:: RECORDS

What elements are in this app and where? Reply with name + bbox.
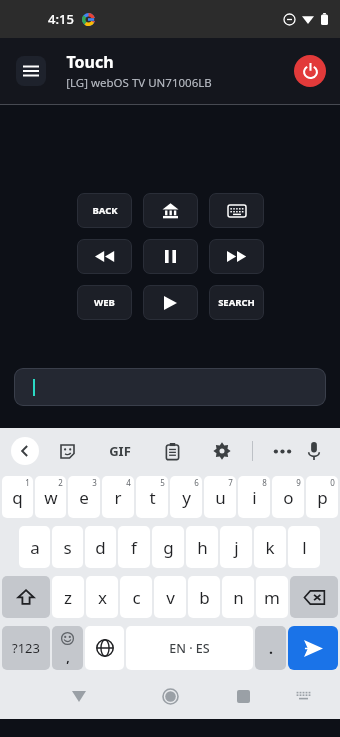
button[interactable]: More options <box>271 446 294 457</box>
button[interactable]: . <box>255 626 286 670</box>
staticText: b <box>199 586 210 609</box>
button[interactable]: Backspace <box>290 576 338 618</box>
button[interactable]: EN · ES <box>126 626 253 670</box>
staticText: h <box>197 536 208 559</box>
button[interactable]: Settings <box>210 439 234 463</box>
staticText: t <box>149 486 156 509</box>
button[interactable]: Menu <box>16 56 46 86</box>
staticText: s <box>63 536 72 559</box>
staticText: 0 <box>330 477 335 488</box>
button[interactable]: Home <box>143 193 198 228</box>
button[interactable]: o <box>272 476 304 518</box>
button[interactable]: n <box>222 576 254 618</box>
button[interactable]: Rewind <box>77 239 132 274</box>
staticText: 4 <box>126 477 131 488</box>
staticText: k <box>265 536 275 559</box>
staticText: x <box>98 586 107 609</box>
button[interactable]: GIF <box>105 438 135 464</box>
button[interactable]: f <box>118 526 150 568</box>
staticText: a <box>30 536 40 559</box>
button[interactable]: m <box>256 576 288 618</box>
staticText: p <box>317 486 328 509</box>
button[interactable]: Emoji <box>52 626 83 670</box>
button[interactable]: Stickers <box>56 440 79 463</box>
button[interactable]: g <box>152 526 184 568</box>
button[interactable]: Home <box>153 679 187 713</box>
staticText: ?123 <box>12 639 40 657</box>
staticText: WEB <box>94 296 115 309</box>
button[interactable]: y <box>170 476 202 518</box>
button[interactable]: Fast forward <box>209 239 264 274</box>
button[interactable]: a <box>19 526 50 568</box>
button[interactable]: j <box>220 526 252 568</box>
button[interactable]: p <box>306 476 338 518</box>
staticText: SEARCH <box>218 296 255 309</box>
staticText: [LG] webOS TV UN71006LB <box>66 75 212 91</box>
staticText: 5 <box>160 477 165 488</box>
staticText: EN · ES <box>169 640 210 657</box>
staticText: Touch <box>66 51 114 73</box>
staticText: v <box>166 586 175 609</box>
button[interactable]: Language <box>85 626 124 670</box>
staticText: e <box>79 486 89 509</box>
staticText: r <box>114 486 122 509</box>
button[interactable]: z <box>52 576 84 618</box>
button[interactable]: Send <box>288 626 338 670</box>
staticText: l <box>302 536 307 559</box>
staticText: m <box>264 586 280 609</box>
button[interactable]: ?123 <box>2 626 50 670</box>
button[interactable]: SEARCH <box>209 285 264 320</box>
button[interactable]: d <box>85 526 116 568</box>
button[interactable]: c <box>120 576 152 618</box>
button[interactable]: e <box>68 476 100 518</box>
button[interactable]: u <box>204 476 236 518</box>
button[interactable]: Back <box>11 437 39 465</box>
staticText: 1 <box>25 477 30 488</box>
button[interactable]: v <box>154 576 186 618</box>
button[interactable]: x <box>86 576 118 618</box>
button[interactable]: Keyboard <box>209 193 264 228</box>
button[interactable]: Clipboard <box>161 440 184 463</box>
staticText: , <box>66 649 70 665</box>
button[interactable]: BACK <box>77 193 132 228</box>
staticText: f <box>131 536 137 559</box>
button[interactable]: WEB <box>77 285 132 320</box>
staticText: 8 <box>262 477 267 488</box>
staticText: . <box>269 639 273 658</box>
button[interactable]: Power <box>294 55 326 87</box>
button[interactable]: k <box>254 526 286 568</box>
staticText: j <box>234 536 239 559</box>
button[interactable]: Play <box>143 285 198 320</box>
button[interactable]: Voice input <box>304 438 324 464</box>
staticText: 2 <box>58 477 63 488</box>
staticText: 3 <box>92 477 97 488</box>
button[interactable]: h <box>186 526 218 568</box>
staticText: i <box>252 486 257 509</box>
staticText: GIF <box>109 442 131 460</box>
staticText: 9 <box>296 477 301 488</box>
button[interactable]: w <box>35 476 66 518</box>
button[interactable]: Recents <box>226 679 260 713</box>
staticText: 6 <box>194 477 199 488</box>
staticText: q <box>12 486 23 509</box>
staticText: w <box>44 486 58 509</box>
staticText: z <box>64 586 72 609</box>
staticText: c <box>132 586 141 609</box>
button[interactable]: Shift <box>2 576 50 618</box>
button[interactable]: l <box>288 526 320 568</box>
button[interactable]: r <box>102 476 134 518</box>
button[interactable]: q <box>2 476 33 518</box>
button[interactable]: Back <box>62 679 96 713</box>
staticText: 7 <box>228 477 233 488</box>
button[interactable]: s <box>52 526 83 568</box>
button[interactable]: t <box>136 476 168 518</box>
button[interactable] <box>14 368 326 406</box>
staticText: d <box>95 536 106 559</box>
button[interactable]: Pause <box>143 239 198 274</box>
other: Keyboard active <box>290 683 316 709</box>
button[interactable]: b <box>188 576 220 618</box>
staticText: n <box>233 586 244 609</box>
staticText: y <box>182 486 191 509</box>
button[interactable]: i <box>238 476 270 518</box>
staticText: u <box>215 486 226 509</box>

::::

WHAT TO WORK ON: Rewrite the data above with "Rewind" swapped for "Skip back", keeping everything else unchanged and leaving out the pictures.

CORRECT ANSWER:
What elements are in this app and where? Reply with name + bbox.
button[interactable]: More options <box>271 446 294 457</box>
button[interactable]: . <box>255 626 286 670</box>
staticText: b <box>199 586 210 609</box>
button[interactable]: Backspace <box>290 576 338 618</box>
button[interactable]: EN · ES <box>126 626 253 670</box>
staticText: h <box>197 536 208 559</box>
button[interactable]: Settings <box>210 439 234 463</box>
staticText: t <box>149 486 156 509</box>
button[interactable]: Menu <box>16 56 46 86</box>
staticText: s <box>63 536 72 559</box>
staticText: 0 <box>330 477 335 488</box>
button[interactable]: Home <box>143 193 198 228</box>
button[interactable]: o <box>272 476 304 518</box>
button[interactable]: n <box>222 576 254 618</box>
button[interactable]: Skip back <box>77 239 132 274</box>
staticText: 4 <box>126 477 131 488</box>
staticText: k <box>265 536 275 559</box>
staticText: x <box>98 586 107 609</box>
button[interactable]: GIF <box>105 438 135 464</box>
button[interactable]: f <box>118 526 150 568</box>
staticText: a <box>30 536 40 559</box>
button[interactable]: m <box>256 576 288 618</box>
staticText: p <box>317 486 328 509</box>
button[interactable]: Emoji <box>52 626 83 670</box>
button[interactable]: Stickers <box>56 440 79 463</box>
button[interactable]: g <box>152 526 184 568</box>
button[interactable]: Home <box>153 679 187 713</box>
staticText: ?123 <box>12 639 40 657</box>
staticText: WEB <box>94 296 115 309</box>
button[interactable]: y <box>170 476 202 518</box>
button[interactable]: Fast forward <box>209 239 264 274</box>
button[interactable]: a <box>19 526 50 568</box>
button[interactable]: j <box>220 526 252 568</box>
button[interactable]: p <box>306 476 338 518</box>
staticText: SEARCH <box>218 296 255 309</box>
staticText: [LG] webOS TV UN71006LB <box>66 75 212 91</box>
staticText: 5 <box>160 477 165 488</box>
staticText: EN · ES <box>169 640 210 657</box>
staticText: Touch <box>66 51 114 73</box>
staticText: v <box>166 586 175 609</box>
button[interactable]: Language <box>85 626 124 670</box>
staticText: e <box>79 486 89 509</box>
staticText: r <box>114 486 122 509</box>
button[interactable]: z <box>52 576 84 618</box>
button[interactable]: Send <box>288 626 338 670</box>
staticText: l <box>302 536 307 559</box>
staticText: m <box>264 586 280 609</box>
button[interactable]: ?123 <box>2 626 50 670</box>
button[interactable]: SEARCH <box>209 285 264 320</box>
button[interactable]: d <box>85 526 116 568</box>
button[interactable]: c <box>120 576 152 618</box>
button[interactable]: e <box>68 476 100 518</box>
button[interactable]: u <box>204 476 236 518</box>
button[interactable]: Back <box>11 437 39 465</box>
staticText: 1 <box>25 477 30 488</box>
button[interactable]: v <box>154 576 186 618</box>
button[interactable]: x <box>86 576 118 618</box>
button[interactable]: Keyboard <box>209 193 264 228</box>
button[interactable]: Clipboard <box>161 440 184 463</box>
staticText: , <box>66 649 70 665</box>
button[interactable]: BACK <box>77 193 132 228</box>
staticText: f <box>131 536 137 559</box>
button[interactable]: WEB <box>77 285 132 320</box>
staticText: 8 <box>262 477 267 488</box>
staticText: . <box>269 639 273 658</box>
button[interactable]: Power <box>294 55 326 87</box>
button[interactable]: k <box>254 526 286 568</box>
staticText: j <box>234 536 239 559</box>
button[interactable]: Play <box>143 285 198 320</box>
button[interactable]: Voice input <box>304 438 324 464</box>
staticText: 2 <box>58 477 63 488</box>
staticText: 3 <box>92 477 97 488</box>
button[interactable]: h <box>186 526 218 568</box>
staticText: i <box>252 486 257 509</box>
staticText: GIF <box>109 442 131 460</box>
staticText: 9 <box>296 477 301 488</box>
button[interactable]: w <box>35 476 66 518</box>
button[interactable]: Recents <box>226 679 260 713</box>
staticText: 6 <box>194 477 199 488</box>
staticText: q <box>12 486 23 509</box>
staticText: w <box>44 486 58 509</box>
staticText: z <box>64 586 72 609</box>
staticText: c <box>132 586 141 609</box>
button[interactable]: Shift <box>2 576 50 618</box>
button[interactable]: l <box>288 526 320 568</box>
button[interactable]: r <box>102 476 134 518</box>
button[interactable]: q <box>2 476 33 518</box>
button[interactable]: Back <box>62 679 96 713</box>
staticText: 7 <box>228 477 233 488</box>
button[interactable]: s <box>52 526 83 568</box>
button[interactable]: t <box>136 476 168 518</box>
button[interactable] <box>14 368 326 406</box>
staticText: d <box>95 536 106 559</box>
button[interactable]: Pause <box>143 239 198 274</box>
other: Keyboard active <box>290 683 316 709</box>
button[interactable]: b <box>188 576 220 618</box>
staticText: n <box>233 586 244 609</box>
staticText: y <box>182 486 191 509</box>
button[interactable]: i <box>238 476 270 518</box>
staticText: u <box>215 486 226 509</box>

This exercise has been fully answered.